BEGIN
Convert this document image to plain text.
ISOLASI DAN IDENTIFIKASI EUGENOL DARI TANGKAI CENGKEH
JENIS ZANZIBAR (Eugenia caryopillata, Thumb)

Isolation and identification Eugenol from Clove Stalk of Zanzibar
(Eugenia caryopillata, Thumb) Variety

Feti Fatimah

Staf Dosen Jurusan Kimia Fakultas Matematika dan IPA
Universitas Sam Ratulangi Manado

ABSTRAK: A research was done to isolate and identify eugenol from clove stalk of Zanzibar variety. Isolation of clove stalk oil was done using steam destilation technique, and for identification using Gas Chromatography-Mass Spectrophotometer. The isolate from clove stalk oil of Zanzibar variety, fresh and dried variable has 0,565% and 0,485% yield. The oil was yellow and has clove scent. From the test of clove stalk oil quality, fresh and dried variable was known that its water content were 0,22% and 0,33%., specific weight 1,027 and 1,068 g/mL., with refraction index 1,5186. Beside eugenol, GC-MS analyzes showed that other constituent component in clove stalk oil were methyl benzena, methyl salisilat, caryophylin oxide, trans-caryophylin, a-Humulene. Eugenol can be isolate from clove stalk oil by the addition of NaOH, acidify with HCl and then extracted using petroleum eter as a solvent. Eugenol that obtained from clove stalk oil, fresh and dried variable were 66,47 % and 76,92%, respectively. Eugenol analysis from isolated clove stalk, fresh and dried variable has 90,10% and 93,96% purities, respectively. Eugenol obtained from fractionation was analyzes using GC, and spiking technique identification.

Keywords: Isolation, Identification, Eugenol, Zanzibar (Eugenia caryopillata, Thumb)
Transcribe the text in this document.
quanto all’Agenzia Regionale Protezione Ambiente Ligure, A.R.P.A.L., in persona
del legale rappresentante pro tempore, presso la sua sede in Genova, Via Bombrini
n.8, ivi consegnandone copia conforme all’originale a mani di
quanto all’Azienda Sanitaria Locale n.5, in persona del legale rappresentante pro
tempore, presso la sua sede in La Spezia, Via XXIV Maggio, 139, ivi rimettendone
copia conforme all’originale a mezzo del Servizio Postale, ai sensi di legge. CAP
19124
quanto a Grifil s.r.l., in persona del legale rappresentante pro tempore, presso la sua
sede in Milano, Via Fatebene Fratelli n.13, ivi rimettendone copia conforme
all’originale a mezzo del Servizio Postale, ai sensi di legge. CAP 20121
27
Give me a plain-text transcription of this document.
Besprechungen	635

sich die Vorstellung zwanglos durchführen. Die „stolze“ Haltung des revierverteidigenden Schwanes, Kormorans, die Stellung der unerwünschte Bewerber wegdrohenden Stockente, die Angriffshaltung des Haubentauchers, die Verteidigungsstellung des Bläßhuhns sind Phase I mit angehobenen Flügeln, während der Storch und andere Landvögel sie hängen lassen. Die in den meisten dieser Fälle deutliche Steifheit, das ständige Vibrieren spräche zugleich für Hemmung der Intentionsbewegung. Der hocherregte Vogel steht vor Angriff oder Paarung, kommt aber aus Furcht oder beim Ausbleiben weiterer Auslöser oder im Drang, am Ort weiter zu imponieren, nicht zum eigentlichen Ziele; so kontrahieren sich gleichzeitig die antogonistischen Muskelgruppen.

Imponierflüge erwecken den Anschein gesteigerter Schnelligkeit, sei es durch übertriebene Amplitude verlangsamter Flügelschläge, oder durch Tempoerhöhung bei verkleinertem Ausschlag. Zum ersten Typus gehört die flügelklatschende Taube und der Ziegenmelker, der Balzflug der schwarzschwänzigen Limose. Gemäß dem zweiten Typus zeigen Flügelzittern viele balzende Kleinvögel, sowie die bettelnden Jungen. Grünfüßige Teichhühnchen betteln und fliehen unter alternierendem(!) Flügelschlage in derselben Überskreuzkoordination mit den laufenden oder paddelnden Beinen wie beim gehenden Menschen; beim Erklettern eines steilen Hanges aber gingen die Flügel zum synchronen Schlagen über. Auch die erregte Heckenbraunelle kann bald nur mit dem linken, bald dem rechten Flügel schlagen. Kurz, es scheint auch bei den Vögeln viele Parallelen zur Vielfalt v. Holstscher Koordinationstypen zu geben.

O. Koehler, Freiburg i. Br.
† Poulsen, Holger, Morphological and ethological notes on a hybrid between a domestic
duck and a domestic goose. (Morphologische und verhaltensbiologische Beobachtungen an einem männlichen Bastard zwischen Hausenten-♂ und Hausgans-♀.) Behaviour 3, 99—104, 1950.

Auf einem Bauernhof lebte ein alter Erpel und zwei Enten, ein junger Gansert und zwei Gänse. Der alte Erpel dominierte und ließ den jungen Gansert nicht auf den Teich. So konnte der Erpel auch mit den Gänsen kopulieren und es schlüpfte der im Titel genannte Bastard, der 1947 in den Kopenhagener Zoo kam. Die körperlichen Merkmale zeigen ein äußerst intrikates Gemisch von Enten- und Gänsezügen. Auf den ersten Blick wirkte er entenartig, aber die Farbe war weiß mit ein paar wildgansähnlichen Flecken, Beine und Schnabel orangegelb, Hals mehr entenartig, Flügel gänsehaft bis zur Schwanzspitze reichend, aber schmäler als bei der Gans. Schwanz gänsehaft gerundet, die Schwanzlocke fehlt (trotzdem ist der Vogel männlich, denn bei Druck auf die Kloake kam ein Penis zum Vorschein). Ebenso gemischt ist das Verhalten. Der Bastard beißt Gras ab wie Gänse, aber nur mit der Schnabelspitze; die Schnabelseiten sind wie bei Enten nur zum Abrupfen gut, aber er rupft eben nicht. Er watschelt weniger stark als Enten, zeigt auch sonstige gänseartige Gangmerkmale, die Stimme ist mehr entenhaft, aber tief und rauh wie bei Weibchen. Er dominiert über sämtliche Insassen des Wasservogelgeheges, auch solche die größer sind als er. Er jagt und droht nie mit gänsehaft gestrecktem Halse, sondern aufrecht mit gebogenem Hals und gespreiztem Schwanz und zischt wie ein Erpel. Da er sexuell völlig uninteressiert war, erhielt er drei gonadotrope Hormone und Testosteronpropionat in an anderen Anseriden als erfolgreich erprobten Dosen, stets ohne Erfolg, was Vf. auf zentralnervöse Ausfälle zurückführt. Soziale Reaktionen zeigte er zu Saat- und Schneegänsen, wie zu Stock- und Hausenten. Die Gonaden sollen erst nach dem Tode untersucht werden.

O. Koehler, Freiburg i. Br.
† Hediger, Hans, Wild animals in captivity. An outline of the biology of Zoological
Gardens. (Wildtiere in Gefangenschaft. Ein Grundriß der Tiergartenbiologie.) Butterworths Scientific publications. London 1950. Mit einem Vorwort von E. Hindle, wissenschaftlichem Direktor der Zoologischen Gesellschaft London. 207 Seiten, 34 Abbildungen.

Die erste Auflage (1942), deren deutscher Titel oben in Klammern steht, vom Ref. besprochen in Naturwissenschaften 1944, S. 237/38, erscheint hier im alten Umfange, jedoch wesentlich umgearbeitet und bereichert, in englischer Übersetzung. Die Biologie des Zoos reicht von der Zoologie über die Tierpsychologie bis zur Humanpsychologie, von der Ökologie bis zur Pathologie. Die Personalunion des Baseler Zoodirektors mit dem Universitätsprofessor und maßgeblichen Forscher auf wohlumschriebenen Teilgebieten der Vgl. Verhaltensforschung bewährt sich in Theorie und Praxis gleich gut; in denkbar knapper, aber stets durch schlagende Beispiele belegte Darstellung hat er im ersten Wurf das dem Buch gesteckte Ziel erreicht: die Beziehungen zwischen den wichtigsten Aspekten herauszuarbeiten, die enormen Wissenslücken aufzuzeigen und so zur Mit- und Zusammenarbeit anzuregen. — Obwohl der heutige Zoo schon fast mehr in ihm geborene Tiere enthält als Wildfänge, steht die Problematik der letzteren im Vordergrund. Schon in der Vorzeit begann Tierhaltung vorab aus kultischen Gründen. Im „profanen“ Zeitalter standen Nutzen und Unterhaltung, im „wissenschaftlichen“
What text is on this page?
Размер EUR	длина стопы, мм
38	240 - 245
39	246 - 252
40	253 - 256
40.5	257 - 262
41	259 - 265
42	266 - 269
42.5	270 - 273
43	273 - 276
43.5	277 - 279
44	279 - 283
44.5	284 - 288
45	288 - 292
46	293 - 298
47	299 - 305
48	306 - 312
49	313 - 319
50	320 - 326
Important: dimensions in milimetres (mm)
END
Problem statement: For each line of the entries that includes "presso", show that line.

Worked answer:
del legale rappresentante pro tempore, presso la sua sede in Genova, Via Bombrini
tempore, presso la sua sede in La Spezia, Via XXIV Maggio, 139, ivi rimettendone
quanto a Grifil s.r.l., in persona del legale rappresentante pro tempore, presso la sua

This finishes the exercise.